— START Data entries —

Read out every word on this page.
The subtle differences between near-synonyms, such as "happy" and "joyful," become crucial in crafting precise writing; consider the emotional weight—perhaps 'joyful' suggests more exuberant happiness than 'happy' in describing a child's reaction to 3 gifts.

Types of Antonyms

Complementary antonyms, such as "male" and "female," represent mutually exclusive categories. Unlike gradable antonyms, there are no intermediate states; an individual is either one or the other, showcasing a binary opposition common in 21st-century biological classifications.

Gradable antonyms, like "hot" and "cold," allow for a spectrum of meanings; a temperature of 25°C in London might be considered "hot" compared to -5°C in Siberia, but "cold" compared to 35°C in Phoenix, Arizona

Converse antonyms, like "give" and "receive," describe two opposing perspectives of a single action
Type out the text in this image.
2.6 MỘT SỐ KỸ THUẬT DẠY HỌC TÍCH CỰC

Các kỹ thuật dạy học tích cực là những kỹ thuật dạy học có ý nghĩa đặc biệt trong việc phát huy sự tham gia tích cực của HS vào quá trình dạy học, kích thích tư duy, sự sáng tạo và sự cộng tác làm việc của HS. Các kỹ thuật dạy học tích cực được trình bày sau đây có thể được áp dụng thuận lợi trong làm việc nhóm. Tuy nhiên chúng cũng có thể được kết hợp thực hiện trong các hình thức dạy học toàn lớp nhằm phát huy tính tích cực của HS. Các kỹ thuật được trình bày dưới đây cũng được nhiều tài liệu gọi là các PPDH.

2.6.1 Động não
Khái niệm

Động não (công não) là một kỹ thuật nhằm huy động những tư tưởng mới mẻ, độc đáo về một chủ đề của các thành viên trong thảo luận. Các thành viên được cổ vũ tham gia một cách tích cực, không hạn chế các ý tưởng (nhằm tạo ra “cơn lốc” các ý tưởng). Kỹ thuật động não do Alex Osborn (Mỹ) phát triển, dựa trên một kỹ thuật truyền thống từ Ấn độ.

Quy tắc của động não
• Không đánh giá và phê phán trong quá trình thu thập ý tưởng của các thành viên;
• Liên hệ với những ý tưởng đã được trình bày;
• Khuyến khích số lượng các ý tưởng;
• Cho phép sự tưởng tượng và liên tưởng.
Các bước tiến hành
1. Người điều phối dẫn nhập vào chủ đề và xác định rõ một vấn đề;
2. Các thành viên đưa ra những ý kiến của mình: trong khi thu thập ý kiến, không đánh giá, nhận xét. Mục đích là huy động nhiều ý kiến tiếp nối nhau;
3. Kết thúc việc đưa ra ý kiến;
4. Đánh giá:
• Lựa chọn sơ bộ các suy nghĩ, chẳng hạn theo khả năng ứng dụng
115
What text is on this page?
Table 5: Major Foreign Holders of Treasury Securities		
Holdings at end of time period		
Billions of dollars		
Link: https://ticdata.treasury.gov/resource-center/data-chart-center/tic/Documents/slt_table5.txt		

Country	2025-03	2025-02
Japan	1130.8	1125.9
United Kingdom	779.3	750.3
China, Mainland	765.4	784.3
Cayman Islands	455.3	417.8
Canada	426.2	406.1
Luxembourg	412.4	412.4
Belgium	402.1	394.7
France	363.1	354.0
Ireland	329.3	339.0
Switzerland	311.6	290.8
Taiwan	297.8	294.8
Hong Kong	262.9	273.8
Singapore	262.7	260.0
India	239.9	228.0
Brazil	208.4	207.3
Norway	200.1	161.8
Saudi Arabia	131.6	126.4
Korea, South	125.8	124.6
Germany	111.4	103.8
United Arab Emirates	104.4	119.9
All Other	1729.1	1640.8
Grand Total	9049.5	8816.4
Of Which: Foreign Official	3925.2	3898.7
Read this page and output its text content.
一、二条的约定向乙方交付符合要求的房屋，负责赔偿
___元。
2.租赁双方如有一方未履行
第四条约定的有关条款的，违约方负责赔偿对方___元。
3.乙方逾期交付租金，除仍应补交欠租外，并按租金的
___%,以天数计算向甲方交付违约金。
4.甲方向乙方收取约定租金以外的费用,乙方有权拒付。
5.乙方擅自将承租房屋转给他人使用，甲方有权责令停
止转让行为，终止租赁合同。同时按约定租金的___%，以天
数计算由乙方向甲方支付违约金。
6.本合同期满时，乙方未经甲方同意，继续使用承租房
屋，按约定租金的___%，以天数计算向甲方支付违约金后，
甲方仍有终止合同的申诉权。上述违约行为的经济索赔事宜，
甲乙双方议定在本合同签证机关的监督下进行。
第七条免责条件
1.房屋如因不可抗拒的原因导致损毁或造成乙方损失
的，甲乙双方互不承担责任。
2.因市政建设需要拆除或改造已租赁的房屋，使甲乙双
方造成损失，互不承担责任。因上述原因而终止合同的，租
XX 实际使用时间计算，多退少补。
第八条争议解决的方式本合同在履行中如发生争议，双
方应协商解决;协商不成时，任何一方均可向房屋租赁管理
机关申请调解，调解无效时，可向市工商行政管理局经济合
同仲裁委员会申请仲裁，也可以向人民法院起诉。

— END Data entries —

> _Your goal_
Gather every line from the listing above in which the word "this" appears.

> _Task output_
Read out every word on this page.
Type out the text in this image.
What text is on this page?
Read this page and output its text content.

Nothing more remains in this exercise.